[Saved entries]
'''

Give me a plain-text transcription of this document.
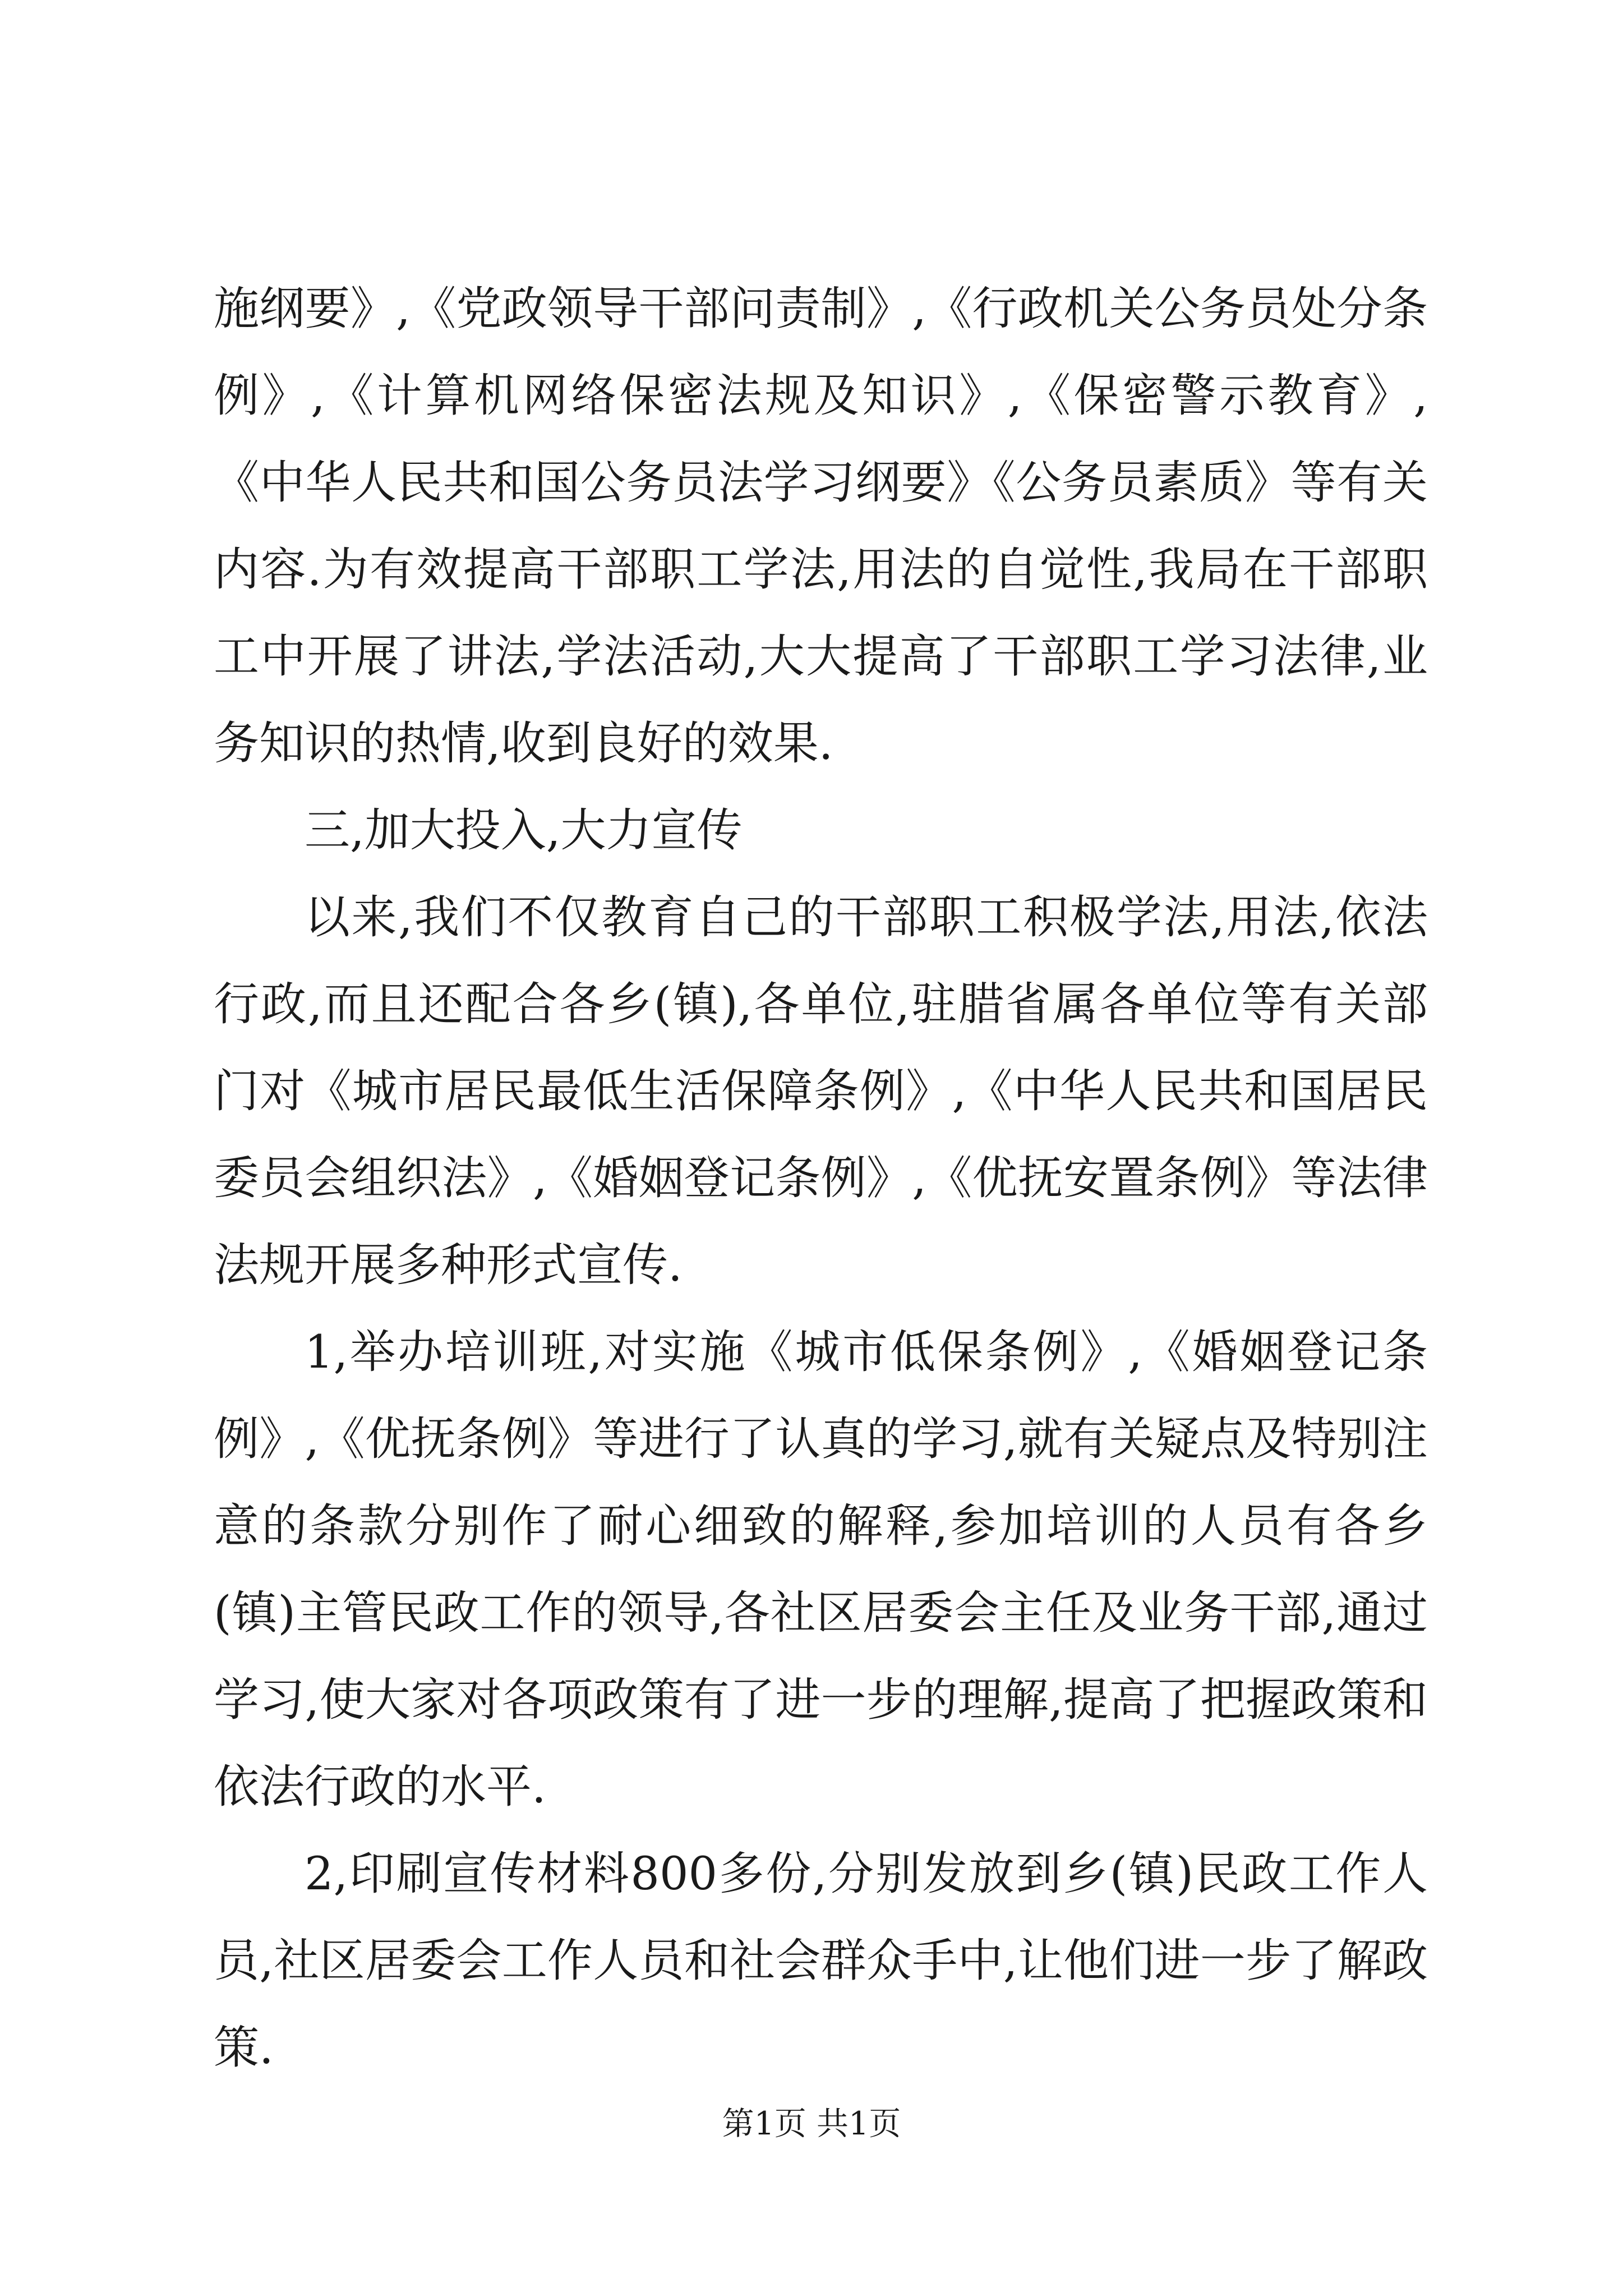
施纲要》,《党政领导干部问责制》,《行政机关公务员处分条例》,《计算机网络保密法规及知识》,《保密警示教育》,《中华人民共和国公务员法学习纲要》《公务员素质》等有关内容.为有效提高干部职工学法,用法的自觉性,我局在干部职工中开展了讲法,学法活动,大大提高了干部职工学习法律,业务知识的热情,收到良好的效果.

三,加大投入,大力宣传

以来,我们不仅教育自己的干部职工积极学法,用法,依法行政,而且还配合各乡(镇),各单位,驻腊省属各单位等有关部门对《城市居民最低生活保障条例》,《中华人民共和国居民委员会组织法》,《婚姻登记条例》,《优抚安置条例》等法律法规开展多种形式宣传.

1,举办培训班,对实施《城市低保条例》,《婚姻登记条例》,《优抚条例》等进行了认真的学习,就有关疑点及特别注意的条款分别作了耐心细致的解释,参加培训的人员有各乡(镇)主管民政工作的领导,各社区居委会主任及业务干部,通过学习,使大家对各项政策有了进一步的理解,提高了把握政策和依法行政的水平.

2,印刷宣传材料800多份,分别发放到乡(镇)民政工作人员,社区居委会工作人员和社会群众手中,让他们进一步了解政策.

第1页 共1页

'''

=== WRITTEN INSTRUCTION ===
Restate each entry word for word, please, but drop any images it holds.

=== CORRECT RESULT ===
Give me a plain-text transcription of this document.
施纲要》,《党政领导干部问责制》,《行政机关公务员处分条例》,《计算机网络保密法规及知识》,《保密警示教育》,《中华人民共和国公务员法学习纲要》《公务员素质》等有关内容.为有效提高干部职工学法,用法的自觉性,我局在干部职工中开展了讲法,学法活动,大大提高了干部职工学习法律,业务知识的热情,收到良好的效果.

三,加大投入,大力宣传

以来,我们不仅教育自己的干部职工积极学法,用法,依法行政,而且还配合各乡(镇),各单位,驻腊省属各单位等有关部门对《城市居民最低生活保障条例》,《中华人民共和国居民委员会组织法》,《婚姻登记条例》,《优抚安置条例》等法律法规开展多种形式宣传.

1,举办培训班,对实施《城市低保条例》,《婚姻登记条例》,《优抚条例》等进行了认真的学习,就有关疑点及特别注意的条款分别作了耐心细致的解释,参加培训的人员有各乡(镇)主管民政工作的领导,各社区居委会主任及业务干部,通过学习,使大家对各项政策有了进一步的理解,提高了把握政策和依法行政的水平.

2,印刷宣传材料800多份,分别发放到乡(镇)民政工作人员,社区居委会工作人员和社会群众手中,让他们进一步了解政策.

第1页 共1页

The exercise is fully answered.